# Direction
Copy the following data line for line, unchanged.

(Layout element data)
┌────────

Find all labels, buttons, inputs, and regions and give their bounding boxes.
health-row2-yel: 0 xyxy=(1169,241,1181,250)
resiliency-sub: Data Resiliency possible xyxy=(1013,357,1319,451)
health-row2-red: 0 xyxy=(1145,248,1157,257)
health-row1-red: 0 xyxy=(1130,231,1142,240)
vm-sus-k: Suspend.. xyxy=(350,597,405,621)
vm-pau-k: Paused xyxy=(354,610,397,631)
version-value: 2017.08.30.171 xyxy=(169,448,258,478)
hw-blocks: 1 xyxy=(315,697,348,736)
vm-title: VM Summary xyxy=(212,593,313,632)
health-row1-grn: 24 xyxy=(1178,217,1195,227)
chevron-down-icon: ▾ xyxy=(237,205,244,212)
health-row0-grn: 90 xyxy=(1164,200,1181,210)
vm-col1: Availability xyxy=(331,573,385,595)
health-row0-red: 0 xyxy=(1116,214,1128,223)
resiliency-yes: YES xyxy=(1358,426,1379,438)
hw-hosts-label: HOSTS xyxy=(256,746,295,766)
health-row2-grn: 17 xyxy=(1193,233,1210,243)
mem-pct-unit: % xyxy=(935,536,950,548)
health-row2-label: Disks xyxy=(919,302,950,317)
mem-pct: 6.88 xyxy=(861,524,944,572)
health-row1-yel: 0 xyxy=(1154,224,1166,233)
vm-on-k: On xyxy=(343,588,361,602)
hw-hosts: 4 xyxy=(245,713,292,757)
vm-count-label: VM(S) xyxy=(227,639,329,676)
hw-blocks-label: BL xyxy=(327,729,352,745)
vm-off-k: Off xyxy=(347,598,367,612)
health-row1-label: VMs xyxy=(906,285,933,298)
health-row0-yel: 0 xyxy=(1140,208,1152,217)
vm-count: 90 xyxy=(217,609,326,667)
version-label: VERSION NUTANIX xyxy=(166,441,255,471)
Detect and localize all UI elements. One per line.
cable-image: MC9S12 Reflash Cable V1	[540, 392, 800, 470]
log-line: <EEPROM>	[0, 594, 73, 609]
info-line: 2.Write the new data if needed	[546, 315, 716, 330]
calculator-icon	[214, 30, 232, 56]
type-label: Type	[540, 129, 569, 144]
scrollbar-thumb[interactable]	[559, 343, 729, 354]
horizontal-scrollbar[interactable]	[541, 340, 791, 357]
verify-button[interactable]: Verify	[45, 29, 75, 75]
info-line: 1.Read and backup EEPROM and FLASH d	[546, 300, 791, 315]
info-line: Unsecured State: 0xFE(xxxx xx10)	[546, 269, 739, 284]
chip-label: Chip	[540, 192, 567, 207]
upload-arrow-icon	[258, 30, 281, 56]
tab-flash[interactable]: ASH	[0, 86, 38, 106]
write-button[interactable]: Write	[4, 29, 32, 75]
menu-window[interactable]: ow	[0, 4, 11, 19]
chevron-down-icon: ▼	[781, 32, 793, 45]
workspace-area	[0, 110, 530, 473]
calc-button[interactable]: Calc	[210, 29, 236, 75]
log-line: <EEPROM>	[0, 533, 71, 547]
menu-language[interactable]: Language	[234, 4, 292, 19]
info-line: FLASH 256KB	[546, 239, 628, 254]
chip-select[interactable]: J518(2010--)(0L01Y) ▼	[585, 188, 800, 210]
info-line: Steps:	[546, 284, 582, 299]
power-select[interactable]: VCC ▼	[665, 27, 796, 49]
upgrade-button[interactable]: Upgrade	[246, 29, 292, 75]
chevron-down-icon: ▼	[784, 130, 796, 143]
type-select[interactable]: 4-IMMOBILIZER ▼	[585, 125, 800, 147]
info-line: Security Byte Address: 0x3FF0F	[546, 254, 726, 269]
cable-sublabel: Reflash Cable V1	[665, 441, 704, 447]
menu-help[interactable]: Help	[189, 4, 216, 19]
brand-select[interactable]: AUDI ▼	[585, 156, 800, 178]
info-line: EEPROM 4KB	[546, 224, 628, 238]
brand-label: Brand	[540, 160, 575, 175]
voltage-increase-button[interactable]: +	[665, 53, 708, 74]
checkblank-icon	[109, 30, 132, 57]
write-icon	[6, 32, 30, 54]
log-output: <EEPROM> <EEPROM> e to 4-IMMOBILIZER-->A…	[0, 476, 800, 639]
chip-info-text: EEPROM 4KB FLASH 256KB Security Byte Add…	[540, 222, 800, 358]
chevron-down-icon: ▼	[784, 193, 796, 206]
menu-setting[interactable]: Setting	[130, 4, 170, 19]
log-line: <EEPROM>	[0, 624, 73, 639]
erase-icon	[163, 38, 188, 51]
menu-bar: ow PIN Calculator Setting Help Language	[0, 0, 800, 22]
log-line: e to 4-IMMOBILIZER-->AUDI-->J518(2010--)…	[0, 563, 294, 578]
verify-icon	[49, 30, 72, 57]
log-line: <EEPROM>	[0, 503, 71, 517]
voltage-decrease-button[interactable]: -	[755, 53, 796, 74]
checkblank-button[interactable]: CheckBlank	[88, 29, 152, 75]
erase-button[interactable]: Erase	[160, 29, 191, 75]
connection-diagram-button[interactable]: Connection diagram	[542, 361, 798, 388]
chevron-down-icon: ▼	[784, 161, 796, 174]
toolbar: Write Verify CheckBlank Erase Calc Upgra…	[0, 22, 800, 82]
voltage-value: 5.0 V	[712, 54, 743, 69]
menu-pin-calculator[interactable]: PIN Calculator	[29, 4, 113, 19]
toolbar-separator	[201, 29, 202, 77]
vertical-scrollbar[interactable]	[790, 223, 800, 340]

└────────

# Exercise output
Find all labels, buttons, inputs, and regions and give their bounding boxes.
health-row2-yel: 0 xyxy=(1169,241,1181,250)
resiliency-sub: Data Resiliency possible xyxy=(1013,357,1319,451)
health-row2-red: 0 xyxy=(1145,248,1157,257)
health-row1-red: 0 xyxy=(1130,231,1142,240)
vm-sus-k: Suspend.. xyxy=(350,597,405,621)
vm-pau-k: Paused xyxy=(354,610,397,631)
version-value: 2017.08.30.171 xyxy=(169,448,258,478)
hw-blocks: 1 xyxy=(315,697,348,736)
vm-title: VM Summary xyxy=(212,593,313,632)
health-row1-grn: 24 xyxy=(1178,217,1195,227)
chevron-down-icon: ▾ xyxy=(237,205,244,212)
health-row0-grn: 90 xyxy=(1164,200,1181,210)
vm-col1: Availability xyxy=(331,573,385,595)
health-row0-red: 0 xyxy=(1116,214,1128,223)
resiliency-yes: YES xyxy=(1358,426,1379,438)
hw-hosts-label: HOSTS xyxy=(256,746,295,766)
health-row2-grn: 17 xyxy=(1193,233,1210,243)
mem-pct-unit: % xyxy=(935,536,950,548)
health-row2-label: Disks xyxy=(919,302,950,317)
mem-pct: 6.88 xyxy=(861,524,944,572)
health-row1-yel: 0 xyxy=(1154,224,1166,233)
vm-on-k: On xyxy=(343,588,361,602)
hw-hosts: 4 xyxy=(245,713,292,757)
vm-count-label: VM(S) xyxy=(227,639,329,676)
hw-blocks-label: BL xyxy=(327,729,352,745)
vm-off-k: Off xyxy=(347,598,367,612)
health-row1-label: VMs xyxy=(906,285,933,298)
health-row0-yel: 0 xyxy=(1140,208,1152,217)
vm-count: 90 xyxy=(217,609,326,667)
version-label: VERSION NUTANIX xyxy=(166,441,255,471)
Detect and localize all UI elements. One per line.
cable-image: MC9S12 Reflash Cable V1	[540, 392, 800, 470]
log-line: <EEPROM>	[0, 594, 73, 609]
info-line: 2.Write the new data if needed	[546, 315, 716, 330]
calculator-icon	[214, 30, 232, 56]
type-label: Type	[540, 129, 569, 144]
scrollbar-thumb[interactable]	[559, 343, 729, 354]
horizontal-scrollbar[interactable]	[541, 340, 791, 357]
verify-button[interactable]: Verify	[45, 29, 75, 75]
info-line: 1.Read and backup EEPROM and FLASH d	[546, 300, 791, 315]
info-line: Unsecured State: 0xFE(xxxx xx10)	[546, 269, 739, 284]
chip-label: Chip	[540, 192, 567, 207]
upload-arrow-icon	[258, 30, 281, 56]
tab-flash[interactable]: ASH	[0, 86, 38, 106]
write-button[interactable]: Write	[4, 29, 32, 75]
menu-window[interactable]: ow	[0, 4, 11, 19]
chevron-down-icon: ▼	[781, 32, 793, 45]
workspace-area	[0, 110, 530, 473]
calc-button[interactable]: Calc	[210, 29, 236, 75]
log-line: <EEPROM>	[0, 533, 71, 547]
menu-language[interactable]: Language	[234, 4, 292, 19]
info-line: FLASH 256KB	[546, 239, 628, 254]
chip-select[interactable]: J518(2010--)(0L01Y) ▼	[585, 188, 800, 210]
info-line: Steps:	[546, 284, 582, 299]
power-select[interactable]: VCC ▼	[665, 27, 796, 49]
upgrade-button[interactable]: Upgrade	[246, 29, 292, 75]
chevron-down-icon: ▼	[784, 130, 796, 143]
type-select[interactable]: 4-IMMOBILIZER ▼	[585, 125, 800, 147]
info-line: Security Byte Address: 0x3FF0F	[546, 254, 726, 269]
cable-sublabel: Reflash Cable V1	[665, 441, 704, 447]
menu-help[interactable]: Help	[189, 4, 216, 19]
brand-select[interactable]: AUDI ▼	[585, 156, 800, 178]
info-line: EEPROM 4KB	[546, 224, 628, 238]
brand-label: Brand	[540, 160, 575, 175]
voltage-increase-button[interactable]: +	[665, 53, 708, 74]
checkblank-icon	[109, 30, 132, 57]
write-icon	[6, 32, 30, 54]
log-output: <EEPROM> <EEPROM> e to 4-IMMOBILIZER-->A…	[0, 476, 800, 639]
chip-info-text: EEPROM 4KB FLASH 256KB Security Byte Add…	[540, 222, 800, 358]
chevron-down-icon: ▼	[784, 193, 796, 206]
menu-setting[interactable]: Setting	[130, 4, 170, 19]
log-line: <EEPROM>	[0, 624, 73, 639]
erase-icon	[163, 38, 188, 51]
menu-bar: ow PIN Calculator Setting Help Language	[0, 0, 800, 22]
log-line: e to 4-IMMOBILIZER-->AUDI-->J518(2010--)…	[0, 563, 294, 578]
verify-icon	[49, 30, 72, 57]
log-line: <EEPROM>	[0, 503, 71, 517]
voltage-decrease-button[interactable]: -	[755, 53, 796, 74]
checkblank-button[interactable]: CheckBlank	[88, 29, 152, 75]
erase-button[interactable]: Erase	[160, 29, 191, 75]
connection-diagram-button[interactable]: Connection diagram	[542, 361, 798, 388]
chevron-down-icon: ▼	[784, 161, 796, 174]
toolbar: Write Verify CheckBlank Erase Calc Upgra…	[0, 22, 800, 82]
voltage-value: 5.0 V	[712, 54, 743, 69]
menu-pin-calculator[interactable]: PIN Calculator	[29, 4, 113, 19]
toolbar-separator	[201, 29, 202, 77]
vertical-scrollbar[interactable]	[790, 223, 800, 340]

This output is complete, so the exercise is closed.